__TASK BRIEF__: Copy nothing but the text: reproduce each line of the listing exactly and leave the pictures out.

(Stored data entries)
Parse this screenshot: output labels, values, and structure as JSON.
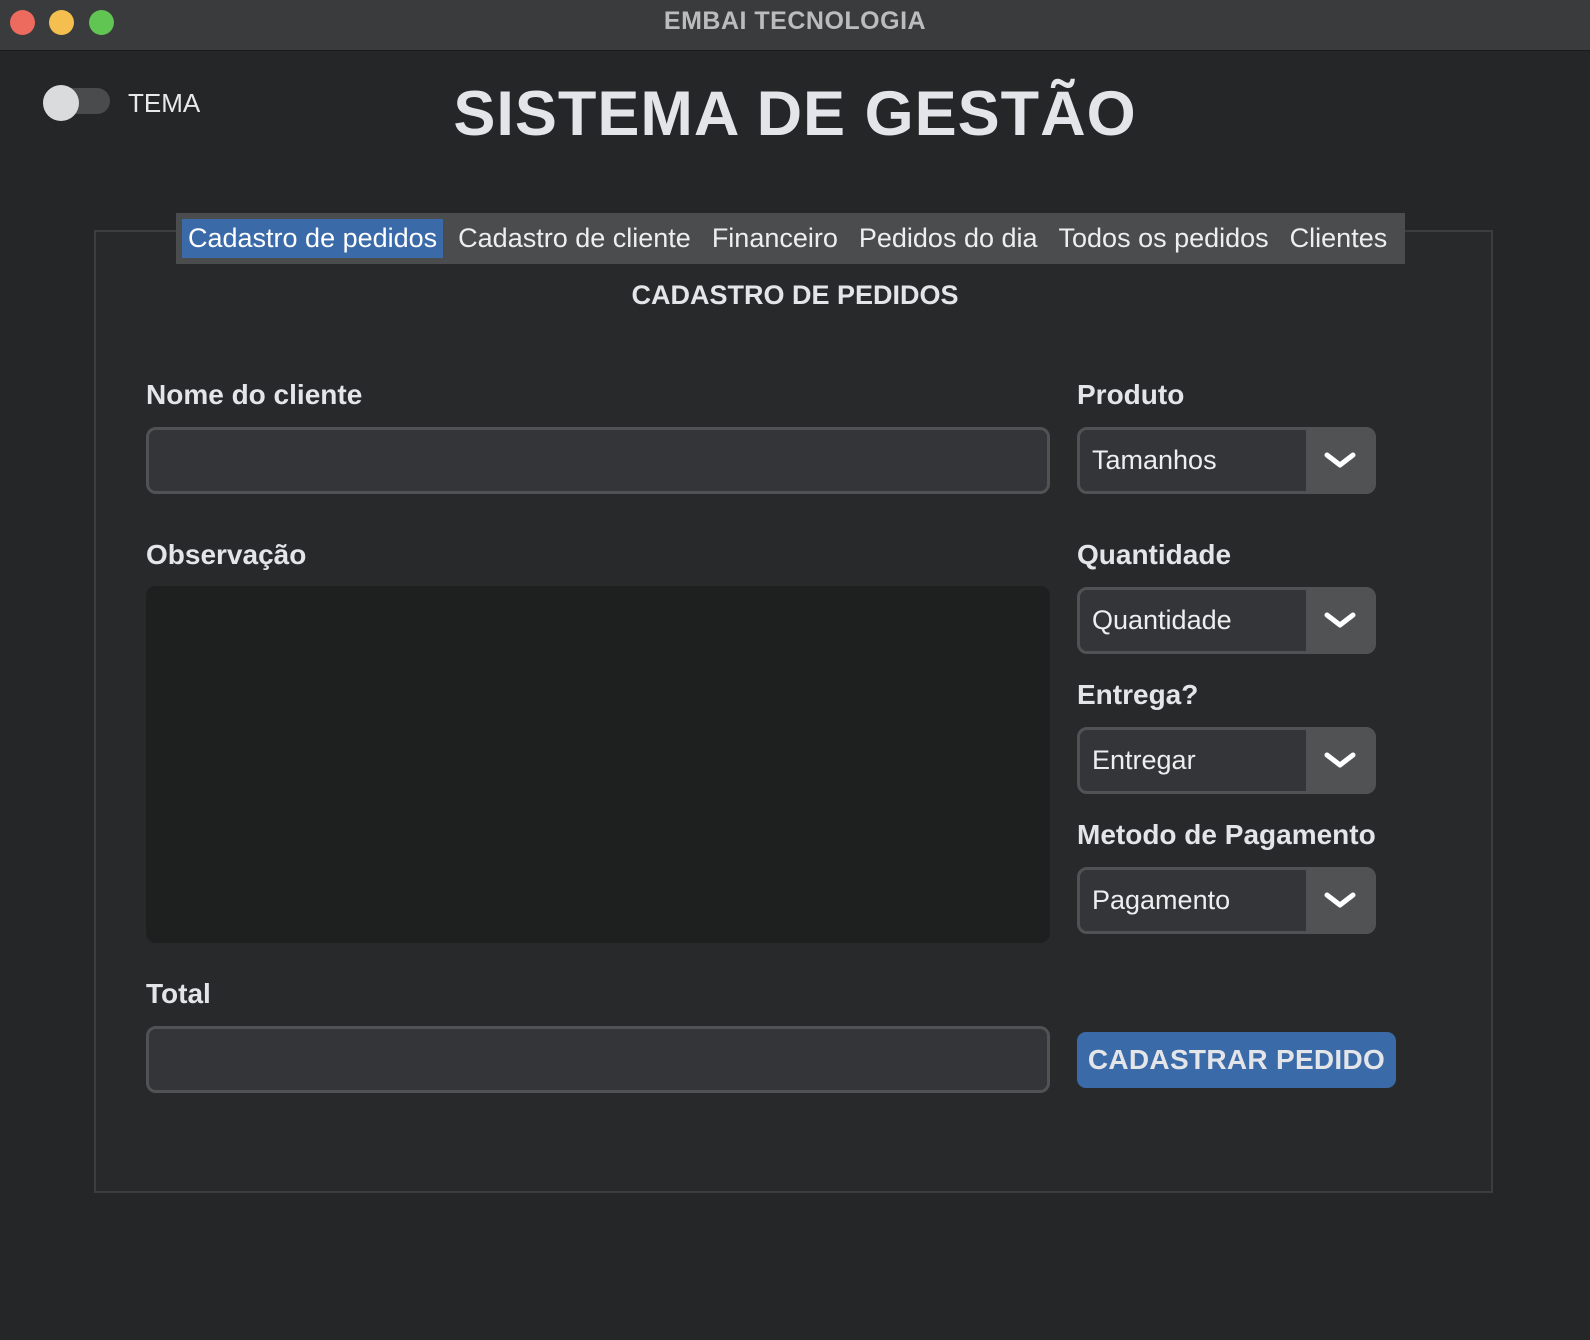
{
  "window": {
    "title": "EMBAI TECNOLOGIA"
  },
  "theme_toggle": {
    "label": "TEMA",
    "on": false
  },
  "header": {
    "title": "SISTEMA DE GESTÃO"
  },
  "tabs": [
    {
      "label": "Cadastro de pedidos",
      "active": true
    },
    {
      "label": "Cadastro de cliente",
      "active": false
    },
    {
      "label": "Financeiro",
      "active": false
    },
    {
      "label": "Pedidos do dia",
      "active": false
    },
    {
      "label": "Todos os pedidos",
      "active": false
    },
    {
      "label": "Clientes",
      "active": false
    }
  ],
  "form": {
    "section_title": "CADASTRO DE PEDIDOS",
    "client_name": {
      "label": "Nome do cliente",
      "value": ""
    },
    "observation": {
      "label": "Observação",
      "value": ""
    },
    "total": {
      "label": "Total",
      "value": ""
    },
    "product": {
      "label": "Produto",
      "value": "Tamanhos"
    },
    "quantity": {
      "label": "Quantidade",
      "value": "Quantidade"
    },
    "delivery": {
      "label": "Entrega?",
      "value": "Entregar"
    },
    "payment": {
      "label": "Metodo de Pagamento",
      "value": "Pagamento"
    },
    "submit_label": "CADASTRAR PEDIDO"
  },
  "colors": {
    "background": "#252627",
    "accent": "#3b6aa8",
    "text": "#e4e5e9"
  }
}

__FULL RESPONSE__:
Parse this screenshot: output labels, values, and structure as JSON.
{
  "window": {
    "title": "EMBAI TECNOLOGIA"
  },
  "theme_toggle": {
    "label": "TEMA",
    "on": false
  },
  "header": {
    "title": "SISTEMA DE GESTÃO"
  },
  "tabs": [
    {
      "label": "Cadastro de pedidos",
      "active": true
    },
    {
      "label": "Cadastro de cliente",
      "active": false
    },
    {
      "label": "Financeiro",
      "active": false
    },
    {
      "label": "Pedidos do dia",
      "active": false
    },
    {
      "label": "Todos os pedidos",
      "active": false
    },
    {
      "label": "Clientes",
      "active": false
    }
  ],
  "form": {
    "section_title": "CADASTRO DE PEDIDOS",
    "client_name": {
      "label": "Nome do cliente",
      "value": ""
    },
    "observation": {
      "label": "Observação",
      "value": ""
    },
    "total": {
      "label": "Total",
      "value": ""
    },
    "product": {
      "label": "Produto",
      "value": "Tamanhos"
    },
    "quantity": {
      "label": "Quantidade",
      "value": "Quantidade"
    },
    "delivery": {
      "label": "Entrega?",
      "value": "Entregar"
    },
    "payment": {
      "label": "Metodo de Pagamento",
      "value": "Pagamento"
    },
    "submit_label": "CADASTRAR PEDIDO"
  },
  "colors": {
    "background": "#252627",
    "accent": "#3b6aa8",
    "text": "#e4e5e9"
  }
}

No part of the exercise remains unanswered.